● THE EXERCISE
Copy the material below line for line without changing anything, but leave out the picture.

● DATA SUPPLIED
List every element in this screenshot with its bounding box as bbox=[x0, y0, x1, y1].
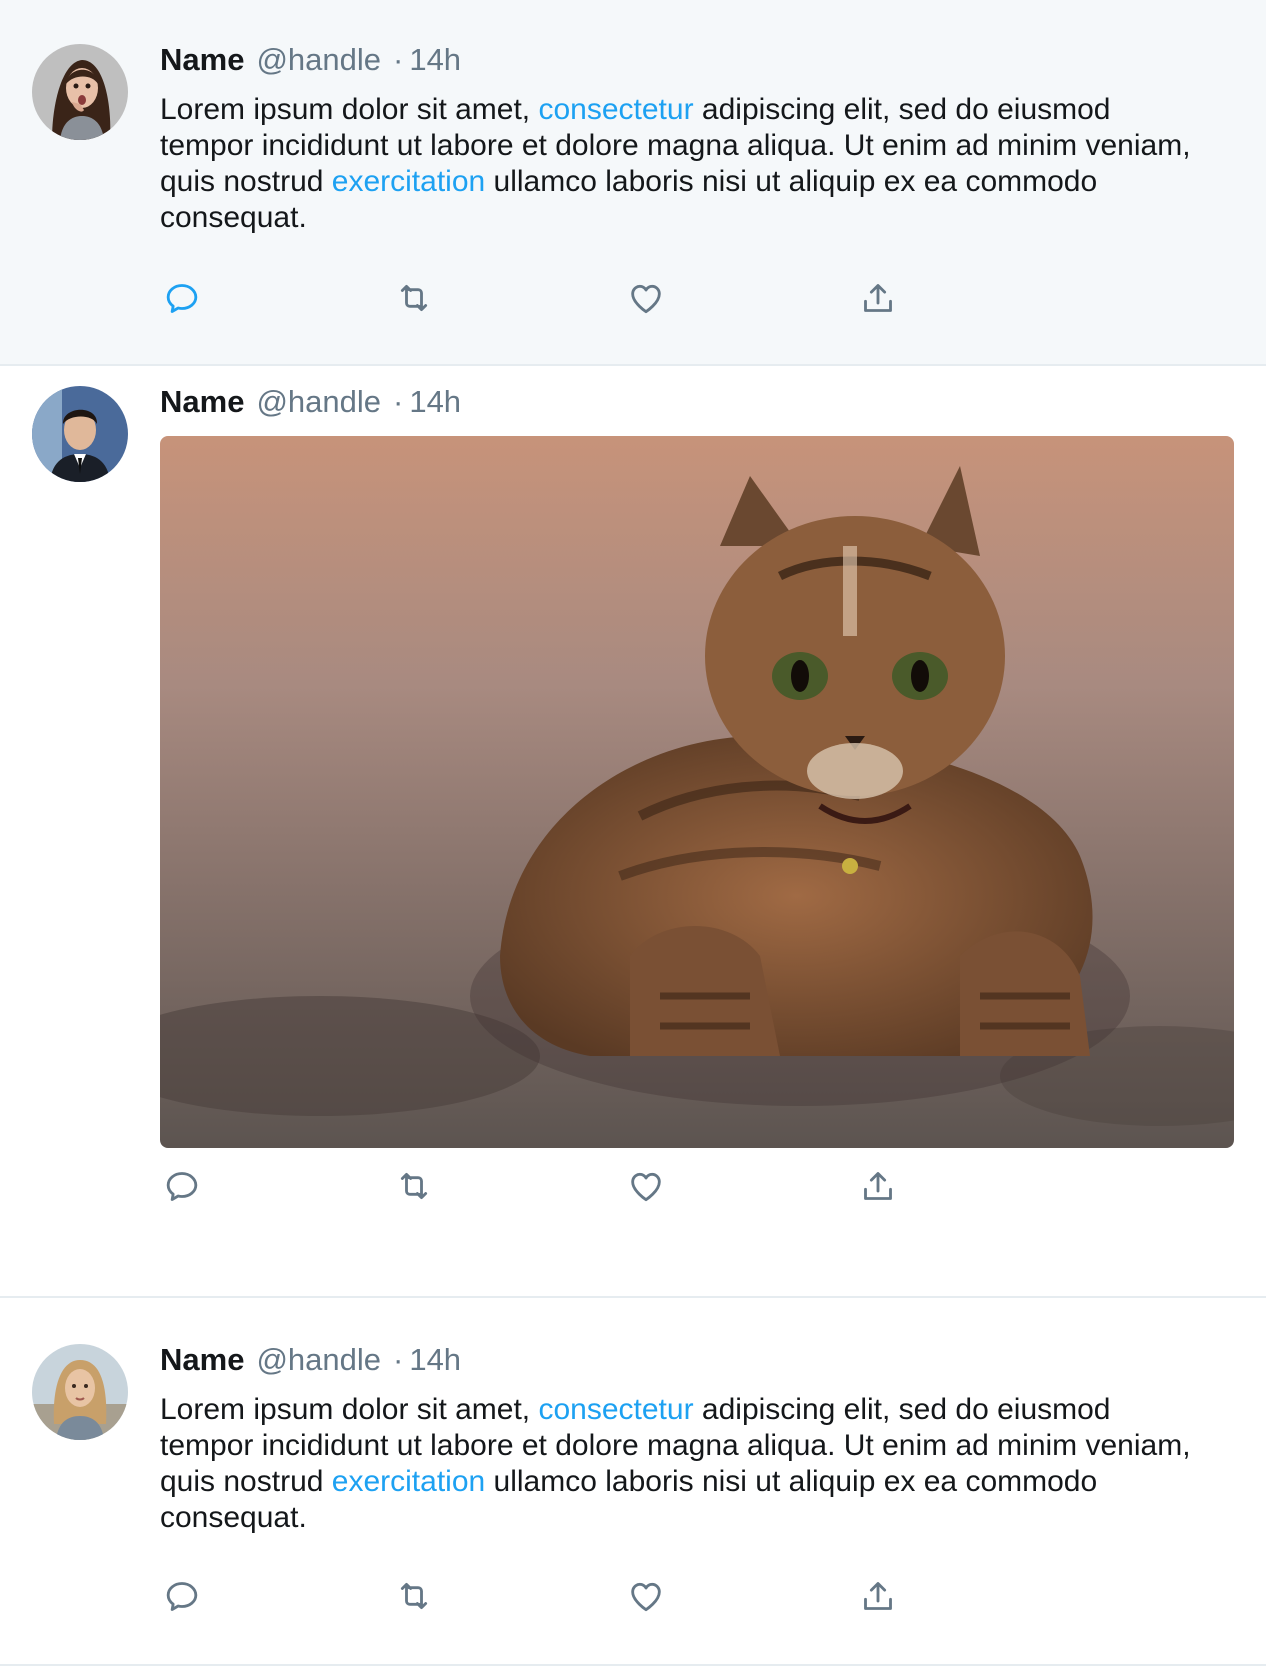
like-icon bbox=[631, 284, 661, 314]
like-button[interactable] bbox=[624, 276, 668, 320]
reply-icon bbox=[166, 1172, 198, 1201]
tweet-text: Lorem ipsum dolor sit amet, consectetur … bbox=[160, 1392, 1200, 1536]
tweet-body: Name @handle · 14h Lorem ipsum dolor sit am… bbox=[160, 42, 1234, 236]
meta-separator: · bbox=[393, 384, 404, 419]
tweet[interactable]: Name @handle · 14h Lorem ipsum dolor sit am… bbox=[0, 0, 1266, 366]
text-segment: Lorem ipsum dolor sit amet, bbox=[160, 93, 539, 126]
reply-button[interactable] bbox=[160, 1164, 204, 1208]
like-icon bbox=[631, 1582, 661, 1612]
retweet-button[interactable] bbox=[392, 276, 436, 320]
timestamp[interactable]: 14h bbox=[409, 42, 461, 77]
like-button[interactable] bbox=[624, 1164, 668, 1208]
timestamp[interactable]: 14h bbox=[409, 1342, 461, 1377]
avatar-image bbox=[32, 1344, 128, 1440]
tweet[interactable]: Name @handle · 14h Lorem ipsum dolor sit am… bbox=[0, 1298, 1266, 1666]
tweet-actions bbox=[160, 1574, 920, 1618]
like-icon bbox=[631, 1172, 661, 1202]
retweet-button[interactable] bbox=[392, 1574, 436, 1618]
author-name[interactable]: Name bbox=[160, 42, 244, 77]
share-button[interactable] bbox=[856, 276, 900, 320]
avatar-image bbox=[32, 386, 128, 482]
tweet-header: Name @handle · 14h bbox=[160, 384, 1234, 420]
author-handle[interactable]: @handle bbox=[256, 384, 381, 419]
avatar[interactable] bbox=[32, 1344, 128, 1440]
tweet-text: Lorem ipsum dolor sit amet, consectetur … bbox=[160, 92, 1200, 236]
reply-button[interactable] bbox=[160, 276, 204, 320]
text-link[interactable]: consectetur bbox=[538, 1393, 693, 1426]
author-name[interactable]: Name bbox=[160, 384, 244, 419]
reply-icon bbox=[166, 284, 198, 313]
tweet-media[interactable] bbox=[160, 436, 1234, 1148]
retweet-icon bbox=[400, 284, 428, 312]
author-name[interactable]: Name bbox=[160, 1342, 244, 1377]
tweet-body: Name @handle · 14h bbox=[160, 384, 1234, 1148]
tweet-header: Name @handle · 14h bbox=[160, 1342, 1234, 1378]
timestamp[interactable]: 14h bbox=[409, 384, 461, 419]
text-segment: Lorem ipsum dolor sit amet, bbox=[160, 1393, 539, 1426]
tweet-header: Name @handle · 14h bbox=[160, 42, 1234, 78]
share-button[interactable] bbox=[856, 1164, 900, 1208]
tweet-feed: Name @handle · 14h Lorem ipsum dolor sit am… bbox=[0, 0, 1266, 1666]
retweet-button[interactable] bbox=[392, 1164, 436, 1208]
kitten-photo bbox=[160, 436, 1234, 1148]
text-link[interactable]: exercitation bbox=[332, 1465, 485, 1498]
reply-icon bbox=[166, 1582, 198, 1611]
author-handle[interactable]: @handle bbox=[256, 1342, 381, 1377]
author-handle[interactable]: @handle bbox=[256, 42, 381, 77]
tweet[interactable]: Name @handle · 14h bbox=[0, 366, 1266, 1298]
text-link[interactable]: consectetur bbox=[538, 93, 693, 126]
like-button[interactable] bbox=[624, 1574, 668, 1618]
tweet-actions bbox=[160, 276, 920, 320]
avatar[interactable] bbox=[32, 44, 128, 140]
tweet-body: Name @handle · 14h Lorem ipsum dolor sit am… bbox=[160, 1342, 1234, 1536]
text-link[interactable]: exercitation bbox=[332, 165, 485, 198]
avatar[interactable] bbox=[32, 386, 128, 482]
share-icon bbox=[864, 284, 892, 312]
share-button[interactable] bbox=[856, 1574, 900, 1618]
share-icon bbox=[864, 1582, 892, 1610]
meta-separator: · bbox=[393, 42, 404, 77]
share-icon bbox=[864, 1172, 892, 1200]
tweet-actions bbox=[160, 1164, 920, 1208]
avatar-image bbox=[32, 44, 128, 140]
meta-separator: · bbox=[393, 1342, 404, 1377]
reply-button[interactable] bbox=[160, 1574, 204, 1618]
retweet-icon bbox=[400, 1582, 428, 1610]
retweet-icon bbox=[400, 1172, 428, 1200]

● FINAL RESULT
List every element in this screenshot with its bounding box as bbox=[x0, y0, x1, y1].
like-icon bbox=[631, 284, 661, 314]
like-button[interactable] bbox=[624, 276, 668, 320]
reply-icon bbox=[166, 1172, 198, 1201]
tweet-text: Lorem ipsum dolor sit amet, consectetur … bbox=[160, 1392, 1200, 1536]
tweet-body: Name @handle · 14h Lorem ipsum dolor sit am… bbox=[160, 42, 1234, 236]
meta-separator: · bbox=[393, 384, 404, 419]
tweet[interactable]: Name @handle · 14h Lorem ipsum dolor sit am… bbox=[0, 0, 1266, 366]
text-segment: Lorem ipsum dolor sit amet, bbox=[160, 93, 539, 126]
reply-button[interactable] bbox=[160, 1164, 204, 1208]
like-icon bbox=[631, 1582, 661, 1612]
retweet-button[interactable] bbox=[392, 276, 436, 320]
timestamp[interactable]: 14h bbox=[409, 42, 461, 77]
like-button[interactable] bbox=[624, 1164, 668, 1208]
timestamp[interactable]: 14h bbox=[409, 1342, 461, 1377]
avatar-image bbox=[32, 1344, 128, 1440]
tweet[interactable]: Name @handle · 14h Lorem ipsum dolor sit am… bbox=[0, 1298, 1266, 1666]
tweet-actions bbox=[160, 1574, 920, 1618]
like-icon bbox=[631, 1172, 661, 1202]
retweet-button[interactable] bbox=[392, 1574, 436, 1618]
author-name[interactable]: Name bbox=[160, 42, 244, 77]
share-button[interactable] bbox=[856, 276, 900, 320]
avatar-image bbox=[32, 386, 128, 482]
tweet-header: Name @handle · 14h bbox=[160, 384, 1234, 420]
author-handle[interactable]: @handle bbox=[256, 384, 381, 419]
avatar[interactable] bbox=[32, 1344, 128, 1440]
tweet-text: Lorem ipsum dolor sit amet, consectetur … bbox=[160, 92, 1200, 236]
reply-button[interactable] bbox=[160, 276, 204, 320]
text-link[interactable]: consectetur bbox=[538, 1393, 693, 1426]
author-name[interactable]: Name bbox=[160, 384, 244, 419]
reply-icon bbox=[166, 284, 198, 313]
tweet-media[interactable] bbox=[160, 436, 1234, 1148]
retweet-icon bbox=[400, 284, 428, 312]
author-name[interactable]: Name bbox=[160, 1342, 244, 1377]
tweet-body: Name @handle · 14h bbox=[160, 384, 1234, 1148]
tweet-header: Name @handle · 14h bbox=[160, 1342, 1234, 1378]
timestamp[interactable]: 14h bbox=[409, 384, 461, 419]
text-segment: Lorem ipsum dolor sit amet, bbox=[160, 1393, 539, 1426]
tweet-header: Name @handle · 14h bbox=[160, 42, 1234, 78]
share-button[interactable] bbox=[856, 1164, 900, 1208]
tweet-feed: Name @handle · 14h Lorem ipsum dolor sit am… bbox=[0, 0, 1266, 1666]
retweet-button[interactable] bbox=[392, 1164, 436, 1208]
kitten-photo bbox=[160, 436, 1234, 1148]
text-link[interactable]: exercitation bbox=[332, 1465, 485, 1498]
reply-icon bbox=[166, 1582, 198, 1611]
author-handle[interactable]: @handle bbox=[256, 1342, 381, 1377]
author-handle[interactable]: @handle bbox=[256, 42, 381, 77]
tweet[interactable]: Name @handle · 14h bbox=[0, 366, 1266, 1298]
text-link[interactable]: consectetur bbox=[538, 93, 693, 126]
like-button[interactable] bbox=[624, 1574, 668, 1618]
tweet-actions bbox=[160, 276, 920, 320]
avatar[interactable] bbox=[32, 44, 128, 140]
tweet-body: Name @handle · 14h Lorem ipsum dolor sit am… bbox=[160, 1342, 1234, 1536]
text-link[interactable]: exercitation bbox=[332, 165, 485, 198]
avatar[interactable] bbox=[32, 386, 128, 482]
share-icon bbox=[864, 284, 892, 312]
share-button[interactable] bbox=[856, 1574, 900, 1618]
share-icon bbox=[864, 1582, 892, 1610]
meta-separator: · bbox=[393, 42, 404, 77]
share-icon bbox=[864, 1172, 892, 1200]
tweet-actions bbox=[160, 1164, 920, 1208]
avatar-image bbox=[32, 44, 128, 140]
meta-separator: · bbox=[393, 1342, 404, 1377]
reply-button[interactable] bbox=[160, 1574, 204, 1618]
retweet-icon bbox=[400, 1582, 428, 1610]
retweet-icon bbox=[400, 1172, 428, 1200]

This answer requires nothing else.